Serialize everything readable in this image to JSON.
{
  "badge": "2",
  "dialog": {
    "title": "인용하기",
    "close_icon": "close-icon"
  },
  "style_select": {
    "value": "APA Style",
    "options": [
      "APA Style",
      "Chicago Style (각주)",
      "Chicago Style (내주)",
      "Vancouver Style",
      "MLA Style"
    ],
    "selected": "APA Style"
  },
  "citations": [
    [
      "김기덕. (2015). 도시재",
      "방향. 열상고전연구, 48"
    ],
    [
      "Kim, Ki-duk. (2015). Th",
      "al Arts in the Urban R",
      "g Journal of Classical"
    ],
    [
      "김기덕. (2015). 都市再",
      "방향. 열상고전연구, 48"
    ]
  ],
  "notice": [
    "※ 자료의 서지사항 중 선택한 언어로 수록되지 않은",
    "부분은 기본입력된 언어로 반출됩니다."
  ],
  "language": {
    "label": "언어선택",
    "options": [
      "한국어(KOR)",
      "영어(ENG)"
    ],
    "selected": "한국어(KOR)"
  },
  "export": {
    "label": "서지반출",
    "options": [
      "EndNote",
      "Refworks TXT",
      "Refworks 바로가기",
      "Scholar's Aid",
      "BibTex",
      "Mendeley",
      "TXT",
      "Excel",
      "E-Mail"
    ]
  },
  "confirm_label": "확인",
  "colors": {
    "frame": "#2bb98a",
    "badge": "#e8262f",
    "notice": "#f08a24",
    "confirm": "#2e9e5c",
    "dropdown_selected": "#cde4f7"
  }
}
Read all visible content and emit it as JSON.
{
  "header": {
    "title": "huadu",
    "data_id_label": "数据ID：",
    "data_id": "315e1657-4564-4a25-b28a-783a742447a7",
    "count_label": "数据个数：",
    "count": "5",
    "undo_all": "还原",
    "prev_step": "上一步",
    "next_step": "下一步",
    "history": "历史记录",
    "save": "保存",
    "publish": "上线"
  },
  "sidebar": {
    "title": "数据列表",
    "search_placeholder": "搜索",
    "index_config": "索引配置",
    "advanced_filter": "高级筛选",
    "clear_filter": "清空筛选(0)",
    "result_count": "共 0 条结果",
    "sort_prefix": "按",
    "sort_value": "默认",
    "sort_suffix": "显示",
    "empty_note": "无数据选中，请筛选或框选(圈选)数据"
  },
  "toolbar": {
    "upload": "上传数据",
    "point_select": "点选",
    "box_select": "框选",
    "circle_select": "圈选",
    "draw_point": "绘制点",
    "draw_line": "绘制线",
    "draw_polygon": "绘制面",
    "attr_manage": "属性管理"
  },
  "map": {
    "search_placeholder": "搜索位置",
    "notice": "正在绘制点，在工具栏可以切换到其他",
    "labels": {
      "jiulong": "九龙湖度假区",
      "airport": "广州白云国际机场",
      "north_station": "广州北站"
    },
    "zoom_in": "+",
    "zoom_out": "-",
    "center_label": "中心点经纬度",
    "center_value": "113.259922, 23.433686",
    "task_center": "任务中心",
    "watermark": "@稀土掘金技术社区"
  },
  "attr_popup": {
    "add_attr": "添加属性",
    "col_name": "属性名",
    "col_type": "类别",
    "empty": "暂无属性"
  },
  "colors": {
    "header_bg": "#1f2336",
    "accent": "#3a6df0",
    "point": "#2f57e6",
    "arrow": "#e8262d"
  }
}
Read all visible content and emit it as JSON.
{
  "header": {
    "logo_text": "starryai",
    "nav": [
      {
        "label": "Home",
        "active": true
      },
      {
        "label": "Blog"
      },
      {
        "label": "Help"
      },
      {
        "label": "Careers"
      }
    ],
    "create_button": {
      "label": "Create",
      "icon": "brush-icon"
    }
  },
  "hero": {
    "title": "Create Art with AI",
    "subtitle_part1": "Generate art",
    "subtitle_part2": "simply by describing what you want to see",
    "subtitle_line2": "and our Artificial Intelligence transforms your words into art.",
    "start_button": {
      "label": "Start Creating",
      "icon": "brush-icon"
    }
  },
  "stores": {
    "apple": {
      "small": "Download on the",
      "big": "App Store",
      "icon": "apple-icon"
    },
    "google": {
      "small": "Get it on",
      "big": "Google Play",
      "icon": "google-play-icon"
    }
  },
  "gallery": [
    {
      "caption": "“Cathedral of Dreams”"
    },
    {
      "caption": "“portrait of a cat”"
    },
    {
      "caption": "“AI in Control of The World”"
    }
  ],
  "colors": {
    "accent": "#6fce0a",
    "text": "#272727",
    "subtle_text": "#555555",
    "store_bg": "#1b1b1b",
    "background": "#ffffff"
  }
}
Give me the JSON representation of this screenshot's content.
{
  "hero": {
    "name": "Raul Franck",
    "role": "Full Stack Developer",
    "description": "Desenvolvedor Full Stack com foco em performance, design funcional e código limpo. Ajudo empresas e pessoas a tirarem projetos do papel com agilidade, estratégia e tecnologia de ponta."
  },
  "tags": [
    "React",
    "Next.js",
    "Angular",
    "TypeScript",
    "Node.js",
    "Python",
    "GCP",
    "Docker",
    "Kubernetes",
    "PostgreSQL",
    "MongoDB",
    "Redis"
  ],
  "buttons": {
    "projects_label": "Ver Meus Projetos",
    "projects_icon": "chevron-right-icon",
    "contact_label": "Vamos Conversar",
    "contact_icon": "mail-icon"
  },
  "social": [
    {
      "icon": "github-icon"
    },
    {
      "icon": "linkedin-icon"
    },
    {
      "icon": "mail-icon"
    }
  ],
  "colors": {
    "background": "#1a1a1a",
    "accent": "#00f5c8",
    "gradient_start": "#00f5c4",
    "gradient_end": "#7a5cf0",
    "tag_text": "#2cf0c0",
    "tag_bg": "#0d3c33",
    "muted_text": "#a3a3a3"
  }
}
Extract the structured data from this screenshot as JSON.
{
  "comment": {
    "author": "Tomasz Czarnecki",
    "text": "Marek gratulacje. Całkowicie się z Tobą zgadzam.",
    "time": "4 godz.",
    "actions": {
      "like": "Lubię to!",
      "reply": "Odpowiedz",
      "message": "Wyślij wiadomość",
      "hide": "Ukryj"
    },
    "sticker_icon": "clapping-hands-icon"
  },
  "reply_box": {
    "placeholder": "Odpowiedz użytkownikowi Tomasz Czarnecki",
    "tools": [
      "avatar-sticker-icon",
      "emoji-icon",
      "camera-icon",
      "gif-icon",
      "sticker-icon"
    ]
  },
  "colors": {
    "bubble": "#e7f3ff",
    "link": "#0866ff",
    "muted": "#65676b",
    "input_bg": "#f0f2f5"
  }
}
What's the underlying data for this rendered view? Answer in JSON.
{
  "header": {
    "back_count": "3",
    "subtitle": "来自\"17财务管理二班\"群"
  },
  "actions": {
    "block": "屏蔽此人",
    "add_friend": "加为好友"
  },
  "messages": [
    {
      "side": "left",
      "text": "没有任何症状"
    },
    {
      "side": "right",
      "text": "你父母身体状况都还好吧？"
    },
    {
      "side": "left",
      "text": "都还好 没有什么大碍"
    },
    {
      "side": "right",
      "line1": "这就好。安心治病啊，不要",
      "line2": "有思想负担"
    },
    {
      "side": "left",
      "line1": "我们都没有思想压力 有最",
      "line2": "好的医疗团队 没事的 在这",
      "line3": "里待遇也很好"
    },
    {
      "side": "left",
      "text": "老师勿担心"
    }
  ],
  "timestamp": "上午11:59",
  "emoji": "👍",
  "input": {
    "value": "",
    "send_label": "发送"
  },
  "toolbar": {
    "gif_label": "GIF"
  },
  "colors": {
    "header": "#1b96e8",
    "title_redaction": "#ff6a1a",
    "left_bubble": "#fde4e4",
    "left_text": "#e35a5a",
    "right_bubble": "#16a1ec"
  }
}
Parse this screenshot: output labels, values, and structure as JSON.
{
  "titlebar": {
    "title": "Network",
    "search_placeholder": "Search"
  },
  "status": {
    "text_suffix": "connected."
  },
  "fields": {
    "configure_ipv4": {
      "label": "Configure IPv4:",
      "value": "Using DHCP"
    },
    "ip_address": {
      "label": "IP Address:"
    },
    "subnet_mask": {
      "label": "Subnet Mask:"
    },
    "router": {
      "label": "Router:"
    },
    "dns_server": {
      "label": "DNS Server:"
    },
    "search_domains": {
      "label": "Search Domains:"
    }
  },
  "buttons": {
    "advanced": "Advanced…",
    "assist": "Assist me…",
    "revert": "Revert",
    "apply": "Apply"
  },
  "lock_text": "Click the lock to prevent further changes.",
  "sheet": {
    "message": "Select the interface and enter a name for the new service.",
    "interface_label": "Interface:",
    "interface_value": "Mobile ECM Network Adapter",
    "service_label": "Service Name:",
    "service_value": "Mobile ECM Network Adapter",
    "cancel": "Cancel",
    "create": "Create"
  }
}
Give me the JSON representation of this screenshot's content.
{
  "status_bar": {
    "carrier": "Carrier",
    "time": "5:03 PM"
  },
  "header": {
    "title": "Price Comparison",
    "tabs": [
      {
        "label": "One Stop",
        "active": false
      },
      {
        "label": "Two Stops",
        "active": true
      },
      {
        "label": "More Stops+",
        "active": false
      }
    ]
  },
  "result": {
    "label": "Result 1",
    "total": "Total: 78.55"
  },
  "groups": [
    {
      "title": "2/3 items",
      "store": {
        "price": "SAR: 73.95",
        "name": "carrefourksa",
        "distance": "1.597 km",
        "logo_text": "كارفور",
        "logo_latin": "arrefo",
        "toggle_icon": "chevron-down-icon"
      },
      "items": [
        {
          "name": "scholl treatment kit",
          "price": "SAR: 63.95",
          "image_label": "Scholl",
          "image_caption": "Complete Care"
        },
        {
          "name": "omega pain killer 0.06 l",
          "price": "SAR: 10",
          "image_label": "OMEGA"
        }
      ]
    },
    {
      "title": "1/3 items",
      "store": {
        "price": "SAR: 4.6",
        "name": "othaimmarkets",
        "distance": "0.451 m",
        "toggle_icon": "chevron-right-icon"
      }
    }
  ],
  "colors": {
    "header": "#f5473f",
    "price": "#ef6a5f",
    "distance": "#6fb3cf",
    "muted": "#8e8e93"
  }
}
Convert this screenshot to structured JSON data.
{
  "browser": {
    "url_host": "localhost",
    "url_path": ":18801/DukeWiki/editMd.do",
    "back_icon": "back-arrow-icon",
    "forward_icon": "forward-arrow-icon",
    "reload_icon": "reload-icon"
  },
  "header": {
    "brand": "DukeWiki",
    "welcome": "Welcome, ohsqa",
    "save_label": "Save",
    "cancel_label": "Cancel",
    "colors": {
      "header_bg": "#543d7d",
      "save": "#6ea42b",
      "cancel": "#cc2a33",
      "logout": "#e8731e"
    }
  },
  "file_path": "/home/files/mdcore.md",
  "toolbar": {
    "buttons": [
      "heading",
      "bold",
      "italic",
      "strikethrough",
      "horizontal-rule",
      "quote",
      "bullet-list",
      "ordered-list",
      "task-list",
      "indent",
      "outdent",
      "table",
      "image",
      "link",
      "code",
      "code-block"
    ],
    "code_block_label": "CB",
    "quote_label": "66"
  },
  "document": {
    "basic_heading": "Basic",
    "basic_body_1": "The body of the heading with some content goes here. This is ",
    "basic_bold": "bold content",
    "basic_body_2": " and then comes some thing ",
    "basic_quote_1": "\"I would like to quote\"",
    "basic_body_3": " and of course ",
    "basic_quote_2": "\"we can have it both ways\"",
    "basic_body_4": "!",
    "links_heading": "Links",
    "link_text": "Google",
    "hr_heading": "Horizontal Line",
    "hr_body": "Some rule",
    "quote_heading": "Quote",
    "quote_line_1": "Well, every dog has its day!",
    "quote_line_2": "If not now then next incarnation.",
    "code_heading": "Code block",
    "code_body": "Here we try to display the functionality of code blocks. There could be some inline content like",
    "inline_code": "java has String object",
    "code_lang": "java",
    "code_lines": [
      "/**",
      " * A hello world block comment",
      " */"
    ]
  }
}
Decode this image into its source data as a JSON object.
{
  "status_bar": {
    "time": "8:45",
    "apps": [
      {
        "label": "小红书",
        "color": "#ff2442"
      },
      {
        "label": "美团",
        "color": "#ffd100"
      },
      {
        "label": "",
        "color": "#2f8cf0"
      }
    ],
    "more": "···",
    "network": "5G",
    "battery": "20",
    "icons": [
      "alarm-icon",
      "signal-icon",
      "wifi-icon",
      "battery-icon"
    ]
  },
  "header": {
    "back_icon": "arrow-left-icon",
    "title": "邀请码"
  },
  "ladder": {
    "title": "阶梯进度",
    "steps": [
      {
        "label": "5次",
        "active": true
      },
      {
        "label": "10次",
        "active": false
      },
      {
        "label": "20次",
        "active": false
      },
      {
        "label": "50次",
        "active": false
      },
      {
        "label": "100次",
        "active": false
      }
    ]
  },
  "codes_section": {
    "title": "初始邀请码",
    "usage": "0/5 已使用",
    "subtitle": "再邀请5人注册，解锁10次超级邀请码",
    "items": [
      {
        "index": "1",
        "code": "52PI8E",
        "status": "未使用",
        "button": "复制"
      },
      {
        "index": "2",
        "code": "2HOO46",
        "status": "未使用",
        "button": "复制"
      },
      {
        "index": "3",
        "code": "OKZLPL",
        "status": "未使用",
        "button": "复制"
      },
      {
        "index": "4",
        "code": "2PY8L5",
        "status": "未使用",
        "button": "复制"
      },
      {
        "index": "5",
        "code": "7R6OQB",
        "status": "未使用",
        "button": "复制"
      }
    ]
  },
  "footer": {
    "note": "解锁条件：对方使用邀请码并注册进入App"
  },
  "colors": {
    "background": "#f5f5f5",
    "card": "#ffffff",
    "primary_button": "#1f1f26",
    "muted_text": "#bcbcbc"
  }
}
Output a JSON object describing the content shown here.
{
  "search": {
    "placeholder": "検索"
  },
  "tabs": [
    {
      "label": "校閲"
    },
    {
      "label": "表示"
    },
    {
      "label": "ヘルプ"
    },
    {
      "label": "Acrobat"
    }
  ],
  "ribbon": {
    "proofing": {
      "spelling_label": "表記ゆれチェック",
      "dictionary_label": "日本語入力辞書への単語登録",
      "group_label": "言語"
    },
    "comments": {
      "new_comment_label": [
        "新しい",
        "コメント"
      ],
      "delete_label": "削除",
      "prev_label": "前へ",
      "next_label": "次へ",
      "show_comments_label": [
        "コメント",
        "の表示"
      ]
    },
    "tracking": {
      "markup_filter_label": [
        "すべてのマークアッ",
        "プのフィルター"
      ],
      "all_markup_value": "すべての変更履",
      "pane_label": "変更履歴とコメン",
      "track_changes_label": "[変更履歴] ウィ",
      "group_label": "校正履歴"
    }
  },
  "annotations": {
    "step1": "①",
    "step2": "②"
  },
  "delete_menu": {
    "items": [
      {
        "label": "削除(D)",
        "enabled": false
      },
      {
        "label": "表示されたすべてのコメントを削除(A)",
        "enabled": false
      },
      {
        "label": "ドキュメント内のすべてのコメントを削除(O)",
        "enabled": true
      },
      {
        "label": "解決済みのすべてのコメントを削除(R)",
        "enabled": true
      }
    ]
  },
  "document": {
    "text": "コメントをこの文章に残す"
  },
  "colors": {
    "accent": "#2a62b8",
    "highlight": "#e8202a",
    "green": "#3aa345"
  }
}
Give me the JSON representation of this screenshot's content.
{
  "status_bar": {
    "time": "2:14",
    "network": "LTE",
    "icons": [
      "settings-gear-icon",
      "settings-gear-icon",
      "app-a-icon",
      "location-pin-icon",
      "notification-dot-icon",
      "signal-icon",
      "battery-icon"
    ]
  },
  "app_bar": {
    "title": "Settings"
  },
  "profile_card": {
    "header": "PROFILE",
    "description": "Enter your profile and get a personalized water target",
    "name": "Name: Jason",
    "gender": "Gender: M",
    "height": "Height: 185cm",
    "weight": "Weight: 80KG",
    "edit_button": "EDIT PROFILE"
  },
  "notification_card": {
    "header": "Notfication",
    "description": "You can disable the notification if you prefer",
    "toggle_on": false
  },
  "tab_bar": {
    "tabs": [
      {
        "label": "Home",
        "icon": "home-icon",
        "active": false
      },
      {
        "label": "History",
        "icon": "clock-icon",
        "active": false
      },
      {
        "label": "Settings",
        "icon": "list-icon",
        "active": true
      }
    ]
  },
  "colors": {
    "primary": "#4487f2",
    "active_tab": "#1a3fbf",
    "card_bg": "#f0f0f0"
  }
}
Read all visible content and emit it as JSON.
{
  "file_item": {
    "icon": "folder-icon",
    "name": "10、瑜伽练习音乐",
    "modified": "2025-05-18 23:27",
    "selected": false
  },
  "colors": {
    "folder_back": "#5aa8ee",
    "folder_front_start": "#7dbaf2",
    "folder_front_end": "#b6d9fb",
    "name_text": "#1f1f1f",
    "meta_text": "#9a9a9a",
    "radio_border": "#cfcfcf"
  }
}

▬▬▬▬▬▬▬▬▬▬

Copy down every line of the material above that includes the string "background".

◆ Completed task
    "background": "#ffffff"
    "background": "#1a1a1a",
    "background": "#f5f5f5",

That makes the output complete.